### Task to carry out
In the material below, identify each line bearing the word "JSON". Reproduce those lines.

### Entries supplied
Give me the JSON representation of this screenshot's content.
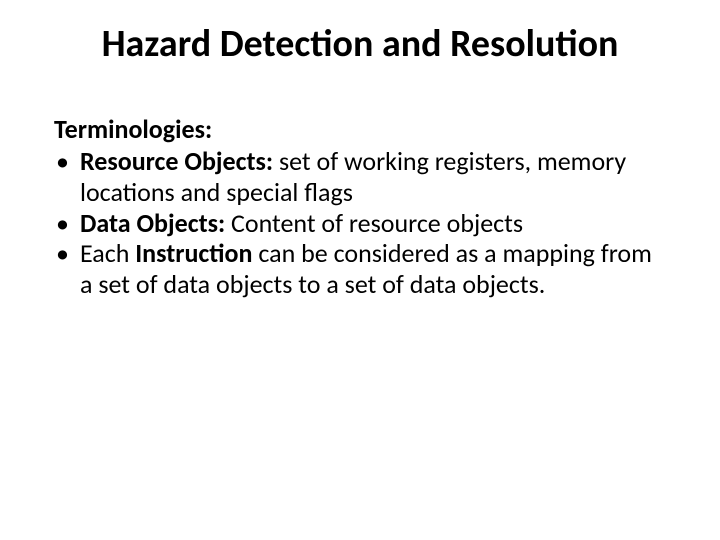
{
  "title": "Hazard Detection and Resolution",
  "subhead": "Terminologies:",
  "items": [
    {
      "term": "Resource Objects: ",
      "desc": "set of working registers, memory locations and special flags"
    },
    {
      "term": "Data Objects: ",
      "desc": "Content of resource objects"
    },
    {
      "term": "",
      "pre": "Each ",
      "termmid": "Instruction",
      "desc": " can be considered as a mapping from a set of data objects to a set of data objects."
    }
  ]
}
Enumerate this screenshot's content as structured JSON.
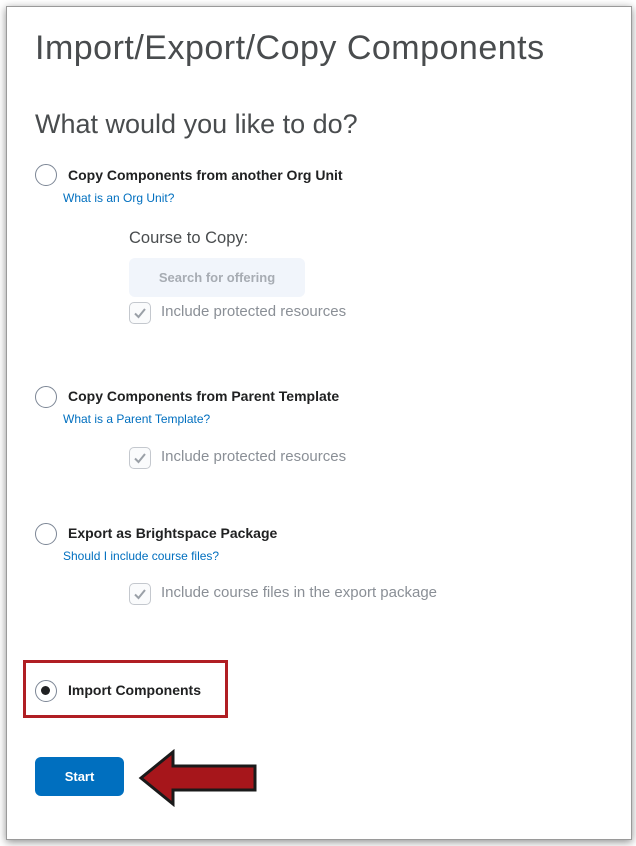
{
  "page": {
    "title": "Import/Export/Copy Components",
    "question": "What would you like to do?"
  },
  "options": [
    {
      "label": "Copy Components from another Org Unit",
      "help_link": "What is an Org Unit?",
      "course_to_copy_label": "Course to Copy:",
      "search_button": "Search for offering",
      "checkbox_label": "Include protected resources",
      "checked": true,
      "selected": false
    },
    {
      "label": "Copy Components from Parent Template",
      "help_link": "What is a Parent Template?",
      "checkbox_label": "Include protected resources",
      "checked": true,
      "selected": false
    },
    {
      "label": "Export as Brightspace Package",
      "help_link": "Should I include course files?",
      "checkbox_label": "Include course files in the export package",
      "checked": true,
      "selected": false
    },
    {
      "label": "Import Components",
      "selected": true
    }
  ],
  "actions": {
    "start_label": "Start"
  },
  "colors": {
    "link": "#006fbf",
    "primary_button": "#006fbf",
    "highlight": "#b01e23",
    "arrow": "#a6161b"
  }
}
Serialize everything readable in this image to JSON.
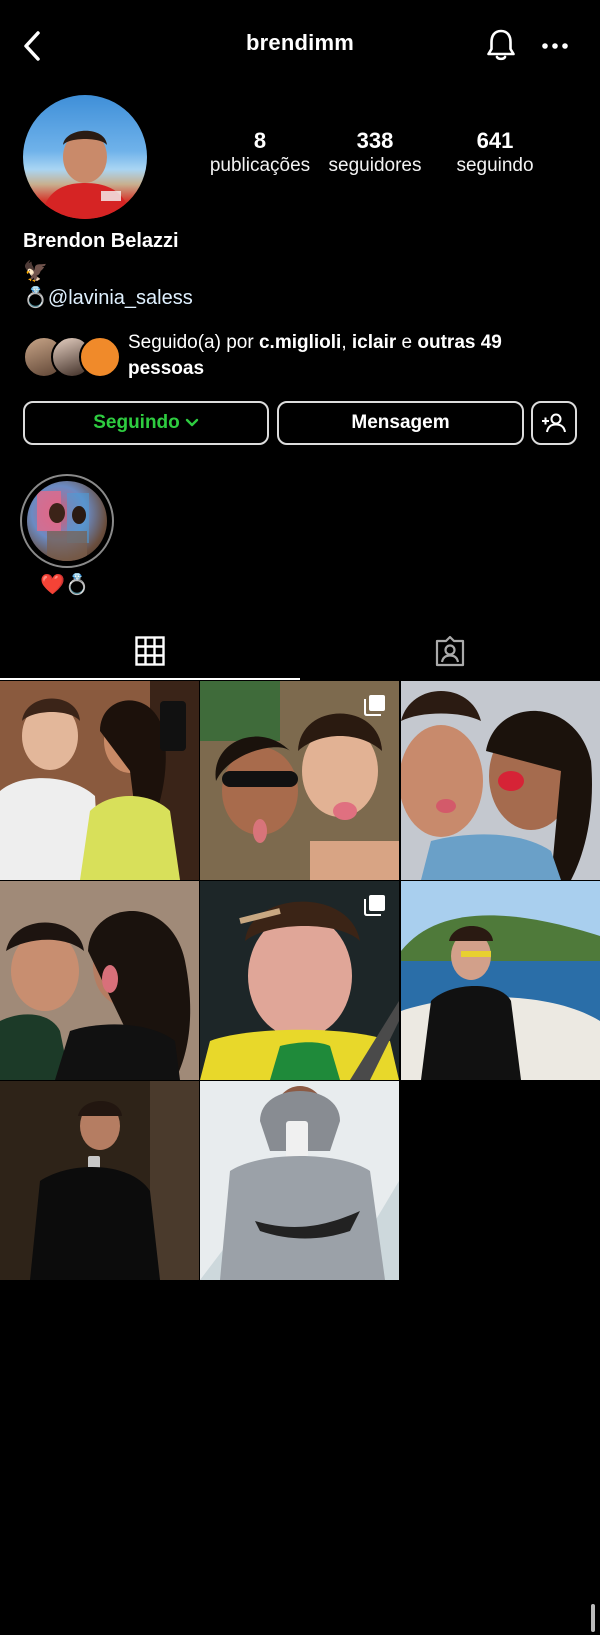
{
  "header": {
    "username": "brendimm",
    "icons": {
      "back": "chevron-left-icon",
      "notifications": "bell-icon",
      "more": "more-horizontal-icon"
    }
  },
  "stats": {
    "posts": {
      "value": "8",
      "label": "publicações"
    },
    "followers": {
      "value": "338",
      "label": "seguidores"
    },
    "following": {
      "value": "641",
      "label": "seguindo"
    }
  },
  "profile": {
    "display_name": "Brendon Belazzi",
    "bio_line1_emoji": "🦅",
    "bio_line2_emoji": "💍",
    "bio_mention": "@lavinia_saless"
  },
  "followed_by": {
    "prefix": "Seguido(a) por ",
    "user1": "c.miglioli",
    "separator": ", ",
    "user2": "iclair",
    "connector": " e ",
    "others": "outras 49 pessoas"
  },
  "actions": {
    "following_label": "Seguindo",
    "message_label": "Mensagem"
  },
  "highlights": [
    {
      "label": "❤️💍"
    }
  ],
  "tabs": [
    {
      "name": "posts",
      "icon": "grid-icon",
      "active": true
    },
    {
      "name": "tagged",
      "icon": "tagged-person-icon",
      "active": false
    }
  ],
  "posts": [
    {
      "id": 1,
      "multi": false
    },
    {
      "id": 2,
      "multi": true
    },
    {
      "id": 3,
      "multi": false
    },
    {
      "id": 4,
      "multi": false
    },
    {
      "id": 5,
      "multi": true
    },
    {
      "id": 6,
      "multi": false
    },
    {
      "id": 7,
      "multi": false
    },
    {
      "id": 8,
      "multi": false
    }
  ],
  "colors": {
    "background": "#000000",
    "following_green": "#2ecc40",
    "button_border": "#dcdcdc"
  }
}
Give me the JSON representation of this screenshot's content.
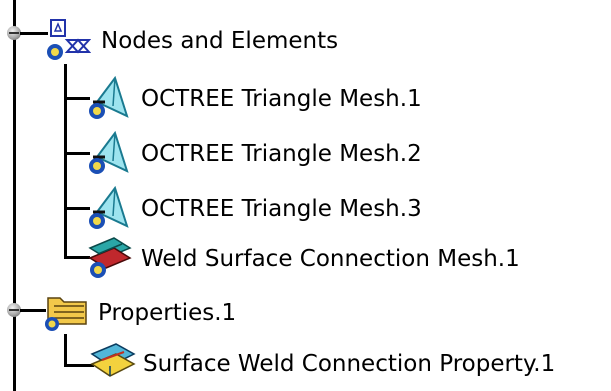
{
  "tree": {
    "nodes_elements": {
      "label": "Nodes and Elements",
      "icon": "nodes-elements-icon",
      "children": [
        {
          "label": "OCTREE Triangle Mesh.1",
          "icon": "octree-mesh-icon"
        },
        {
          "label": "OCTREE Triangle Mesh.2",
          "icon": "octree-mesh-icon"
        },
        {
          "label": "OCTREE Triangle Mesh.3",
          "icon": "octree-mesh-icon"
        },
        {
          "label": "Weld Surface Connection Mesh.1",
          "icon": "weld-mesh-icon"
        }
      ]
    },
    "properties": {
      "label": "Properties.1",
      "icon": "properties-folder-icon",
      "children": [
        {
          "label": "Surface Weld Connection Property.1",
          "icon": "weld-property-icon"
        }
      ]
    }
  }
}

### Response
Give me the JSON representation of this screenshot's content.
Enumerate this screenshot's content as structured JSON.
Serialize everything readable in this image to JSON.
Give me the JSON representation of this screenshot's content.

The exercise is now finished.